Dataset items
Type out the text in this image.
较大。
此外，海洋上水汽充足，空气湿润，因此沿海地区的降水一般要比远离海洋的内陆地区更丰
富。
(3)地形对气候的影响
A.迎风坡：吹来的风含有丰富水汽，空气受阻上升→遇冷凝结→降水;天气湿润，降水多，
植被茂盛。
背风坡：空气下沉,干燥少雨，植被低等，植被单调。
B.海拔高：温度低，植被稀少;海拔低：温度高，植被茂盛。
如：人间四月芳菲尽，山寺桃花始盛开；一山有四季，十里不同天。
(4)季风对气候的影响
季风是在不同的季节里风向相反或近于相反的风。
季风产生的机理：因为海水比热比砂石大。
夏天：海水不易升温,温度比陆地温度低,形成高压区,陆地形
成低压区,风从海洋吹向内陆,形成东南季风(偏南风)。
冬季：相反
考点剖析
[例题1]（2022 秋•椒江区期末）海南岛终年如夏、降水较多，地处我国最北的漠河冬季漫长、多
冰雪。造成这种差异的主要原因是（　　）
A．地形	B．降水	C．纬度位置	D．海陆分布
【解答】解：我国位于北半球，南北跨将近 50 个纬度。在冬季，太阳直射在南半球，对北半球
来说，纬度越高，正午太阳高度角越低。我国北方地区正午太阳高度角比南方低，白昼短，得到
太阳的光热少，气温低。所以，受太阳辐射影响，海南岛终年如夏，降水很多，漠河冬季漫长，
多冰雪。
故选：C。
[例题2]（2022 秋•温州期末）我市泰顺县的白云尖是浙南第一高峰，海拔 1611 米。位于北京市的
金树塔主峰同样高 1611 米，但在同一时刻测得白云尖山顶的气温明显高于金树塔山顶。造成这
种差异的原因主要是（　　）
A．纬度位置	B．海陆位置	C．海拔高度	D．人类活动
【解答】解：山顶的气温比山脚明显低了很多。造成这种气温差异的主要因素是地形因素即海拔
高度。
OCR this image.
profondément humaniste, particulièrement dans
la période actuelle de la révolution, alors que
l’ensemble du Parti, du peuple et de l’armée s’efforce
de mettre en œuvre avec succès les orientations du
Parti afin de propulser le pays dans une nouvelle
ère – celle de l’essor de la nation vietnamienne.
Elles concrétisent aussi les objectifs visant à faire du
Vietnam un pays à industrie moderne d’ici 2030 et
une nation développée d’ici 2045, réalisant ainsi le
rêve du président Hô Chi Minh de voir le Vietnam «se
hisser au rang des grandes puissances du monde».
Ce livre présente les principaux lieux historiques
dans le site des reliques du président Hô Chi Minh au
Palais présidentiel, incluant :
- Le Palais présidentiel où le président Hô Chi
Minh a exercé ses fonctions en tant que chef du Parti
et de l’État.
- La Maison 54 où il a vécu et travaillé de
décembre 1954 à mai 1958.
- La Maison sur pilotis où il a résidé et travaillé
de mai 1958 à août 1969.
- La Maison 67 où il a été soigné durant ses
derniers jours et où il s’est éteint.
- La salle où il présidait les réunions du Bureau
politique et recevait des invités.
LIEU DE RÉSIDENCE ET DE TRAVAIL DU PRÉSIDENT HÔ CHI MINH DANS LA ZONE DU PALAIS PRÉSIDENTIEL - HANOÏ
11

* * *

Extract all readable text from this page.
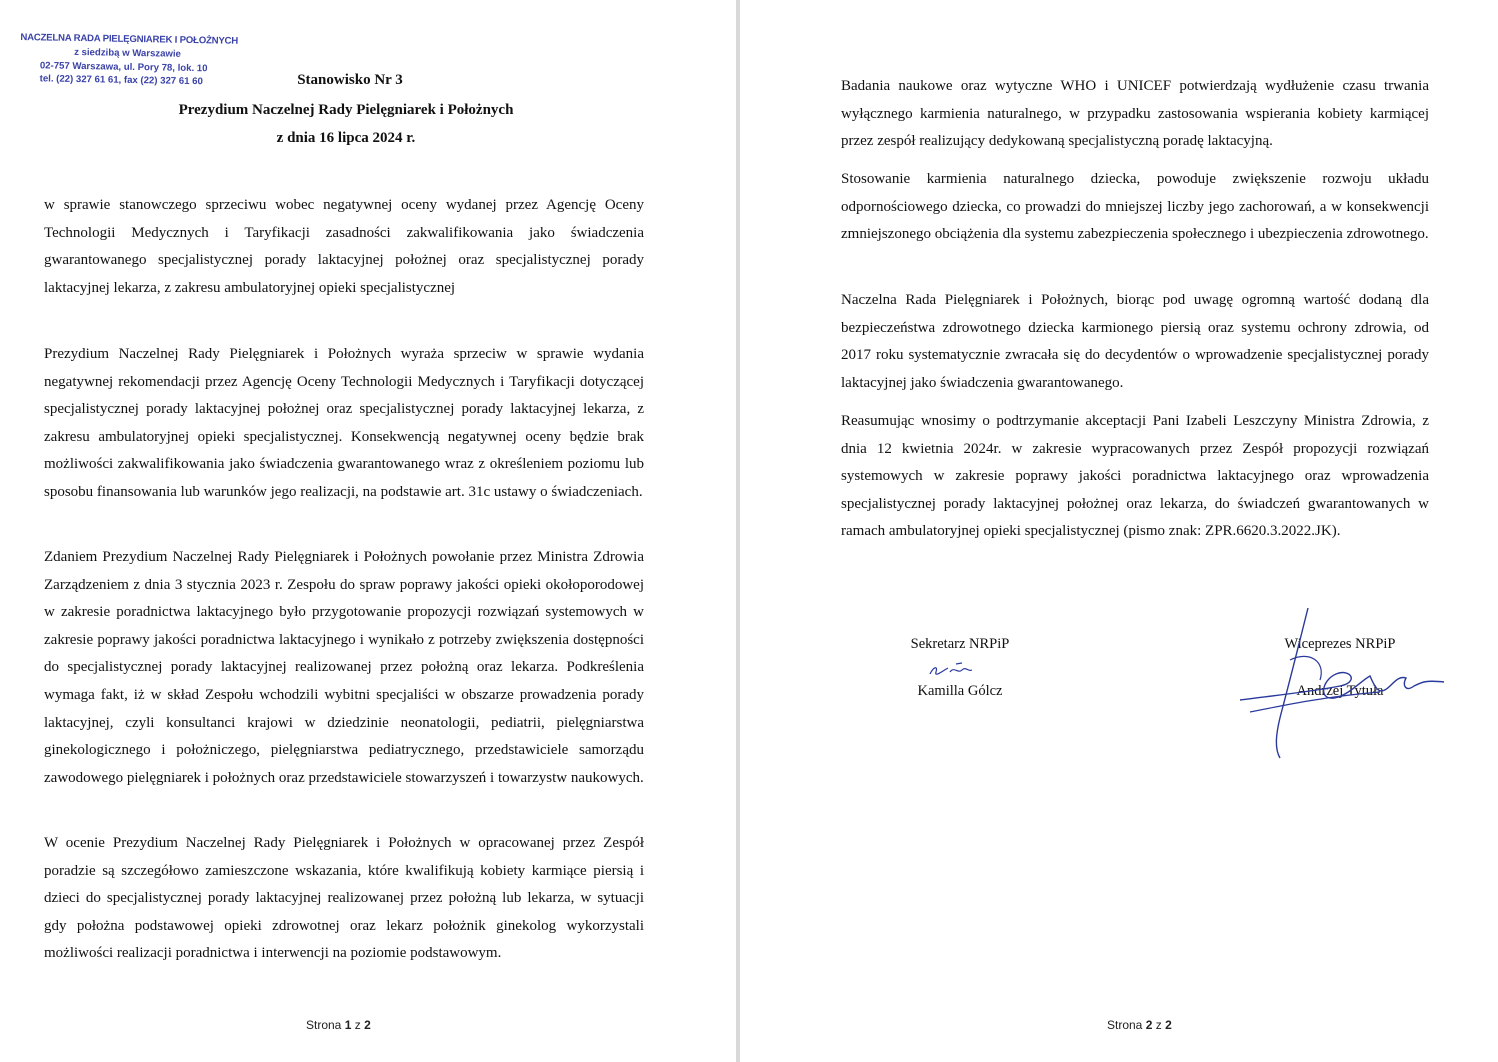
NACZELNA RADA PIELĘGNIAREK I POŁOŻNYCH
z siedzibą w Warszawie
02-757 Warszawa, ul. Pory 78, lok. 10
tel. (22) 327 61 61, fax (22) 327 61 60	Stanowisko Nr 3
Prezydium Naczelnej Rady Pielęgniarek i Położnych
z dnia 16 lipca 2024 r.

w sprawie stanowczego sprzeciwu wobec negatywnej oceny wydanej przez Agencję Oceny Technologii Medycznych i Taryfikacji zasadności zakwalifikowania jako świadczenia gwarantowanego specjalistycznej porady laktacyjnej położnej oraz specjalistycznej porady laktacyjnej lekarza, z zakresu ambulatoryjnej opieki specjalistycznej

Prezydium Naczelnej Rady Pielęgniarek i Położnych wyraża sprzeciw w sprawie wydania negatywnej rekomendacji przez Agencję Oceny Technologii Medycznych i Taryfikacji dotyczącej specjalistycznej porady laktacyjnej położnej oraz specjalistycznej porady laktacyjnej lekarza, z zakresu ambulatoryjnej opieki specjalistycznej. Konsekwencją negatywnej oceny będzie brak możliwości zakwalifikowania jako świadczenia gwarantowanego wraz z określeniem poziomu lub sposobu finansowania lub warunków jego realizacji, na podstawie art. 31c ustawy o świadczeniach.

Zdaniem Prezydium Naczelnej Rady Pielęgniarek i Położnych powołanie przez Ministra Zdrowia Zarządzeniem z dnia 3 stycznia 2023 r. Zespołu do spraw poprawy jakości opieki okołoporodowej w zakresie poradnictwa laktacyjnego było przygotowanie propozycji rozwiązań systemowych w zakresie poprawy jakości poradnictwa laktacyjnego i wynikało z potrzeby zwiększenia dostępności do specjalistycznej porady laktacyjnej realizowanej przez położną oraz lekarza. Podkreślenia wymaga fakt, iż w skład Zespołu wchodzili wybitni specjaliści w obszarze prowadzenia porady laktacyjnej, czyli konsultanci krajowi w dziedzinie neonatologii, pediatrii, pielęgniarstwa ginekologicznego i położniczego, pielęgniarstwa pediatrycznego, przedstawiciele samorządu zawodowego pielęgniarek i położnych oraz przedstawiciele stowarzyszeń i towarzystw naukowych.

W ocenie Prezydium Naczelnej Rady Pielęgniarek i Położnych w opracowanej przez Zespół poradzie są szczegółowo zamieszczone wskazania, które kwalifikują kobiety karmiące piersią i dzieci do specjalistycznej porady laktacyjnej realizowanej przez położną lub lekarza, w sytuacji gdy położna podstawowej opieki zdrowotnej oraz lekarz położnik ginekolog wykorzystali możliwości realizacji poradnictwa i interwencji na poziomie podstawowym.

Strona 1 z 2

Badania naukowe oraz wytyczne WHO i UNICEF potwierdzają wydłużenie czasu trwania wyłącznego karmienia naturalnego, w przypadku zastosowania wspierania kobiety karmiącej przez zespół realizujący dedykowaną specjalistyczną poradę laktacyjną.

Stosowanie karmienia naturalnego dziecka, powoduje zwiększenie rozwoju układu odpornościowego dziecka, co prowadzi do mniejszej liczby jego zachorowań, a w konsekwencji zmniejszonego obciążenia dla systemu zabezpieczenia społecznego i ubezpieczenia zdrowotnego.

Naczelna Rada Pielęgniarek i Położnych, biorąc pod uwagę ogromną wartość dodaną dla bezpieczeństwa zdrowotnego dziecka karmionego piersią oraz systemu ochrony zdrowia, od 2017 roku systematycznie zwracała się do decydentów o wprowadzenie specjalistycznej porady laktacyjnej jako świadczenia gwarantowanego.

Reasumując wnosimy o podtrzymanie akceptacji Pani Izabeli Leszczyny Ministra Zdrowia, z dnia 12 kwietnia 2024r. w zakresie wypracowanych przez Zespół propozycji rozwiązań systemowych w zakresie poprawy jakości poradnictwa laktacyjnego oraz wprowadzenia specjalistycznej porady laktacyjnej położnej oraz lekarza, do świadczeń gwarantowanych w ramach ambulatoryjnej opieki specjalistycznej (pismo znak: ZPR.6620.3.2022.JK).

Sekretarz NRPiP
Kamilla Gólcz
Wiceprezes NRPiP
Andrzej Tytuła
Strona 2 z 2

--

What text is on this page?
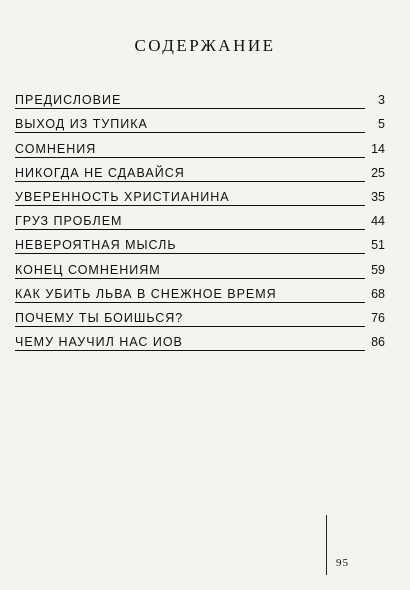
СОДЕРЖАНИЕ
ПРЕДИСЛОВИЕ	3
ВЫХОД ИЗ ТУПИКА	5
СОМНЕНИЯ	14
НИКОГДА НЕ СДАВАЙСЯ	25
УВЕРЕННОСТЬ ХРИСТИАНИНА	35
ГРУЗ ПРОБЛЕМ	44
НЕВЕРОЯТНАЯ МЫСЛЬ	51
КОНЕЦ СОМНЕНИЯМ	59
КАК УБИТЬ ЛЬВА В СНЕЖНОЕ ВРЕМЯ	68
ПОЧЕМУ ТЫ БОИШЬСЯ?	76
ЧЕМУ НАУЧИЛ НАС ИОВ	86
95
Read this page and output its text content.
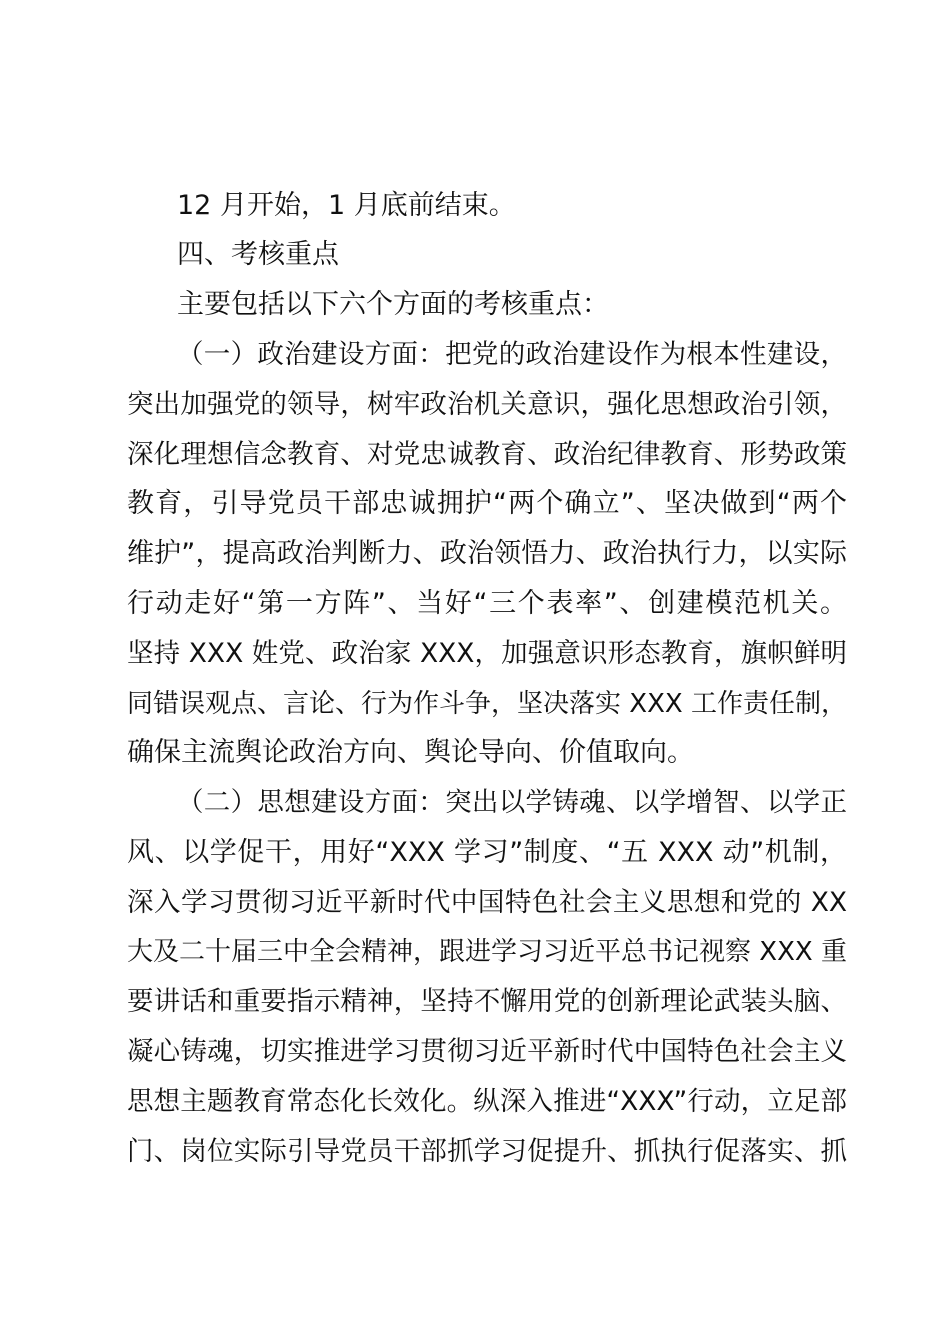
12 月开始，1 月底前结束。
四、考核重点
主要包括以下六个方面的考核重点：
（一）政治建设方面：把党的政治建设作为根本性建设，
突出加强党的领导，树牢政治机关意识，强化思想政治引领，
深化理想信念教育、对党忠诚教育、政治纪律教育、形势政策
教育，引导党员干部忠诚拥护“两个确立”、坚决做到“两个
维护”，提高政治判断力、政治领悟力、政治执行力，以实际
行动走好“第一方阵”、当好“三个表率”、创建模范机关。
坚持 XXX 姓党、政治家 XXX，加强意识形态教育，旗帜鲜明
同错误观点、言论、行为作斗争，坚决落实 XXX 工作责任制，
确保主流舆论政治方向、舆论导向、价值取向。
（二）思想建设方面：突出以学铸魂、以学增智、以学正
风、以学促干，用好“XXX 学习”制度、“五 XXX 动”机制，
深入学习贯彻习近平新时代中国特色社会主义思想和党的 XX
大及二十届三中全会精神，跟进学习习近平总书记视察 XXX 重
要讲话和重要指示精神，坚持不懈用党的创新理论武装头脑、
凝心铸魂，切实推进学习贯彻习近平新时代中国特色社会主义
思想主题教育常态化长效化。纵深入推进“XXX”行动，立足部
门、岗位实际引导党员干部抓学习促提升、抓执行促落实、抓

SET PROBLEM —
Where a line above contains the word "海南岛终年如夏", copy that line.

RESPONSE TO THIS TASK —
[例题1]（2022 秋•椒江区期末）海南岛终年如夏、降水较多，地处我国最北的漠河冬季漫长、多
太阳的光热少，气温低。所以，受太阳辐射影响，海南岛终年如夏，降水很多，漠河冬季漫长，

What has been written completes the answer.